■ **Exercise brief**
Lines containing the string "Report" are to be collected in full.

■ **Extracted entries**
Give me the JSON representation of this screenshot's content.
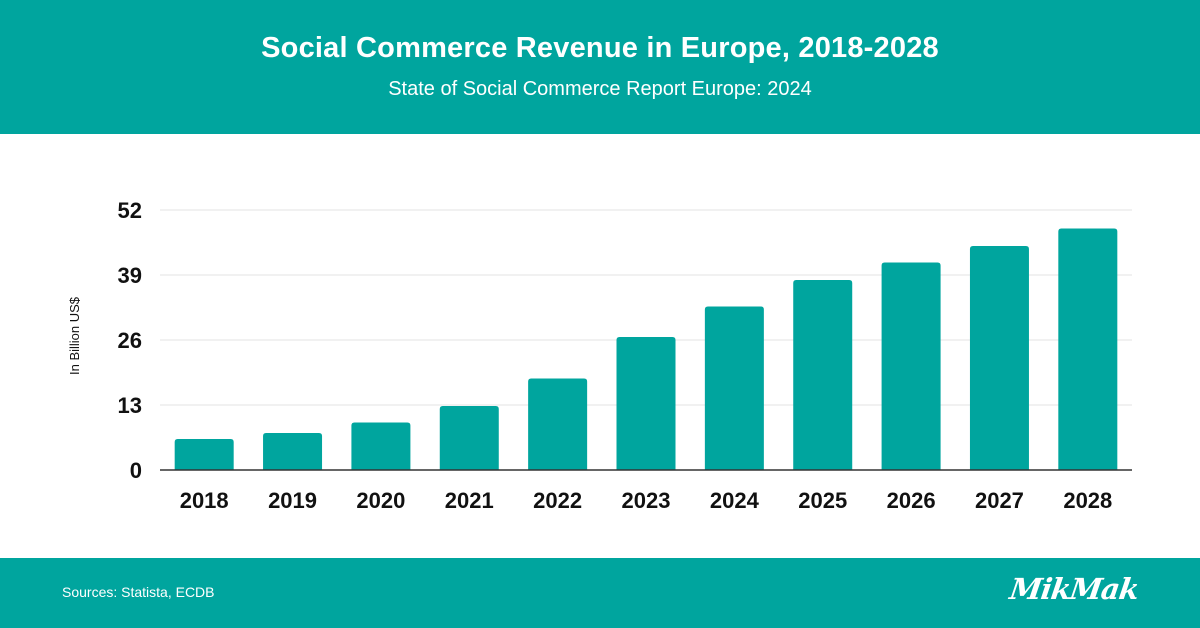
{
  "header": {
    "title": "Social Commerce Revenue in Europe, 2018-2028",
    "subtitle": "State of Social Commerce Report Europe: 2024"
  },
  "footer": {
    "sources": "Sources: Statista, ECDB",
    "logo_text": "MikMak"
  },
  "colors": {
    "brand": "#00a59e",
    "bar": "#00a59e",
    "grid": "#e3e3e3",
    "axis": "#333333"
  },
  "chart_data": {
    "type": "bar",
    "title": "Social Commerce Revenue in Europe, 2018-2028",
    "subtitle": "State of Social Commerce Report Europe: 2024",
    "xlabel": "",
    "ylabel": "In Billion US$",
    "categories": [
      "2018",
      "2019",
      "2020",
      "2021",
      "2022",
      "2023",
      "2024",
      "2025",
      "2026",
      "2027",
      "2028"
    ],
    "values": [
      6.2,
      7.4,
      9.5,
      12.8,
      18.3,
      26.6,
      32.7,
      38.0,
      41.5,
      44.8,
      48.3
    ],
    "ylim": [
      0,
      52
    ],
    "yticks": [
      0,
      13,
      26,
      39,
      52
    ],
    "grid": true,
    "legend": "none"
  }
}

■ **Task response**
    "subtitle": "State of Social Commerce Report Europe: 2024"
    "subtitle": "State of Social Commerce Report Europe: 2024",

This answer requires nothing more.